Objective »
In the listing below, count the lines containing the string "this" and state only the number.

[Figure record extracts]
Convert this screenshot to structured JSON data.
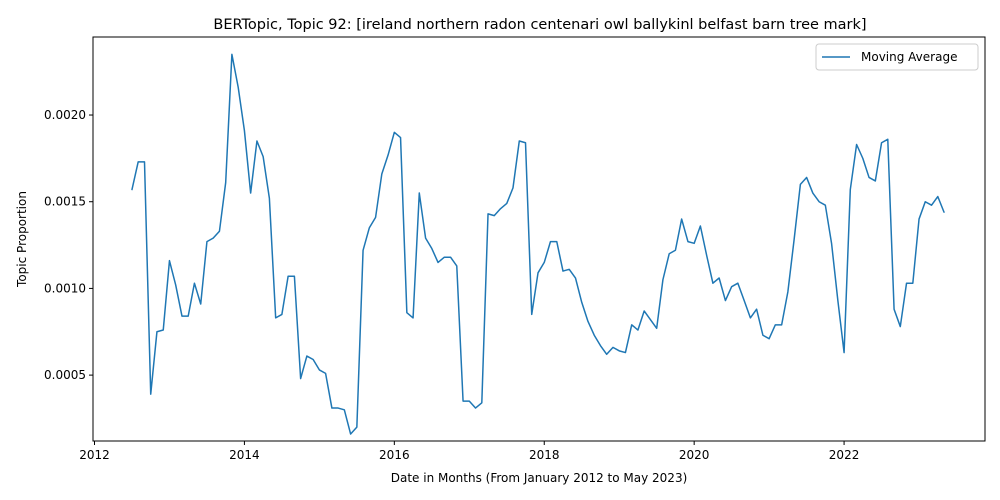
{
  "chart_data": {
    "type": "line",
    "title": "BERTopic, Topic 92: [ireland northern radon centenari owl ballykinl belfast barn tree mark]",
    "xlabel": "Date in Months (From January 2012 to May 2023)",
    "ylabel": "Topic Proportion",
    "xlim": [
      2011.98,
      2023.88
    ],
    "ylim": [
      0.00012,
      0.00245
    ],
    "x_ticks": [
      2012,
      2014,
      2016,
      2018,
      2020,
      2022
    ],
    "x_tick_labels": [
      "2012",
      "2014",
      "2016",
      "2018",
      "2020",
      "2022"
    ],
    "y_ticks": [
      0.0005,
      0.001,
      0.0015,
      0.002
    ],
    "y_tick_labels": [
      "0.0005",
      "0.0010",
      "0.0015",
      "0.0020"
    ],
    "grid": false,
    "legend_position": "top-right",
    "color": "#1f77b4",
    "series": [
      {
        "name": "Moving Average",
        "x": [
          2012.5,
          2012.583,
          2012.667,
          2012.75,
          2012.833,
          2012.917,
          2013.0,
          2013.083,
          2013.167,
          2013.25,
          2013.333,
          2013.417,
          2013.5,
          2013.583,
          2013.667,
          2013.75,
          2013.833,
          2013.917,
          2014.0,
          2014.083,
          2014.167,
          2014.25,
          2014.333,
          2014.417,
          2014.5,
          2014.583,
          2014.667,
          2014.75,
          2014.833,
          2014.917,
          2015.0,
          2015.083,
          2015.167,
          2015.25,
          2015.333,
          2015.417,
          2015.5,
          2015.583,
          2015.667,
          2015.75,
          2015.833,
          2015.917,
          2016.0,
          2016.083,
          2016.167,
          2016.25,
          2016.333,
          2016.417,
          2016.5,
          2016.583,
          2016.667,
          2016.75,
          2016.833,
          2016.917,
          2017.0,
          2017.083,
          2017.167,
          2017.25,
          2017.333,
          2017.417,
          2017.5,
          2017.583,
          2017.667,
          2017.75,
          2017.833,
          2017.917,
          2018.0,
          2018.083,
          2018.167,
          2018.25,
          2018.333,
          2018.417,
          2018.5,
          2018.583,
          2018.667,
          2018.75,
          2018.833,
          2018.917,
          2019.0,
          2019.083,
          2019.167,
          2019.25,
          2019.333,
          2019.417,
          2019.5,
          2019.583,
          2019.667,
          2019.75,
          2019.833,
          2019.917,
          2020.0,
          2020.083,
          2020.167,
          2020.25,
          2020.333,
          2020.417,
          2020.5,
          2020.583,
          2020.667,
          2020.75,
          2020.833,
          2020.917,
          2021.0,
          2021.083,
          2021.167,
          2021.25,
          2021.333,
          2021.417,
          2021.5,
          2021.583,
          2021.667,
          2021.75,
          2021.833,
          2021.917,
          2022.0,
          2022.083,
          2022.167,
          2022.25,
          2022.333,
          2022.417,
          2022.5,
          2022.583,
          2022.667,
          2022.75,
          2022.833,
          2022.917,
          2023.0,
          2023.083,
          2023.167,
          2023.25,
          2023.333
        ],
        "values": [
          0.00157,
          0.00173,
          0.00173,
          0.00039,
          0.00075,
          0.00076,
          0.00116,
          0.00102,
          0.00084,
          0.00084,
          0.00103,
          0.00091,
          0.00127,
          0.00129,
          0.00133,
          0.00161,
          0.00235,
          0.00216,
          0.00191,
          0.00155,
          0.00185,
          0.00176,
          0.00152,
          0.00083,
          0.00085,
          0.00107,
          0.00107,
          0.00048,
          0.00061,
          0.00059,
          0.00053,
          0.00051,
          0.00031,
          0.00031,
          0.0003,
          0.00016,
          0.0002,
          0.00122,
          0.00135,
          0.00141,
          0.00166,
          0.00177,
          0.0019,
          0.00187,
          0.00086,
          0.00083,
          0.00155,
          0.00129,
          0.00123,
          0.00115,
          0.00118,
          0.00118,
          0.00113,
          0.00035,
          0.00035,
          0.00031,
          0.00034,
          0.00143,
          0.00142,
          0.00146,
          0.00149,
          0.00158,
          0.00185,
          0.00184,
          0.00085,
          0.00109,
          0.00115,
          0.00127,
          0.00127,
          0.0011,
          0.00111,
          0.00106,
          0.00092,
          0.00081,
          0.00073,
          0.00067,
          0.00062,
          0.00066,
          0.00064,
          0.00063,
          0.00079,
          0.00076,
          0.00087,
          0.00082,
          0.00077,
          0.00105,
          0.0012,
          0.00122,
          0.0014,
          0.00127,
          0.00126,
          0.00136,
          0.00119,
          0.00103,
          0.00106,
          0.00093,
          0.00101,
          0.00103,
          0.00093,
          0.00083,
          0.00088,
          0.00073,
          0.00071,
          0.00079,
          0.00079,
          0.00098,
          0.00128,
          0.0016,
          0.00164,
          0.00155,
          0.0015,
          0.00148,
          0.00126,
          0.00093,
          0.00063,
          0.00157,
          0.00183,
          0.00175,
          0.00164,
          0.00162,
          0.00184,
          0.00186,
          0.00088,
          0.00078,
          0.00103,
          0.00103,
          0.0014,
          0.0015,
          0.00148,
          0.00153,
          0.00144
        ]
      }
    ]
  }
}
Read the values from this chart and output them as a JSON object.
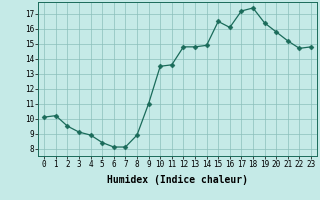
{
  "x": [
    0,
    1,
    2,
    3,
    4,
    5,
    6,
    7,
    8,
    9,
    10,
    11,
    12,
    13,
    14,
    15,
    16,
    17,
    18,
    19,
    20,
    21,
    22,
    23
  ],
  "y": [
    10.1,
    10.2,
    9.5,
    9.1,
    8.9,
    8.4,
    8.1,
    8.1,
    8.9,
    11.0,
    13.5,
    13.6,
    14.8,
    14.8,
    14.9,
    16.5,
    16.1,
    17.2,
    17.4,
    16.4,
    15.8,
    15.2,
    14.7,
    14.8
  ],
  "line_color": "#1a6b5a",
  "marker": "D",
  "marker_size": 2.5,
  "bg_color": "#c5eae7",
  "grid_color": "#8bbfbb",
  "xlabel": "Humidex (Indice chaleur)",
  "ylabel_ticks": [
    8,
    9,
    10,
    11,
    12,
    13,
    14,
    15,
    16,
    17
  ],
  "ylim": [
    7.5,
    17.8
  ],
  "xlim": [
    -0.5,
    23.5
  ],
  "xticks": [
    0,
    1,
    2,
    3,
    4,
    5,
    6,
    7,
    8,
    9,
    10,
    11,
    12,
    13,
    14,
    15,
    16,
    17,
    18,
    19,
    20,
    21,
    22,
    23
  ],
  "tick_fontsize": 5.5,
  "xlabel_fontsize": 7,
  "linewidth": 0.9
}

The response »
2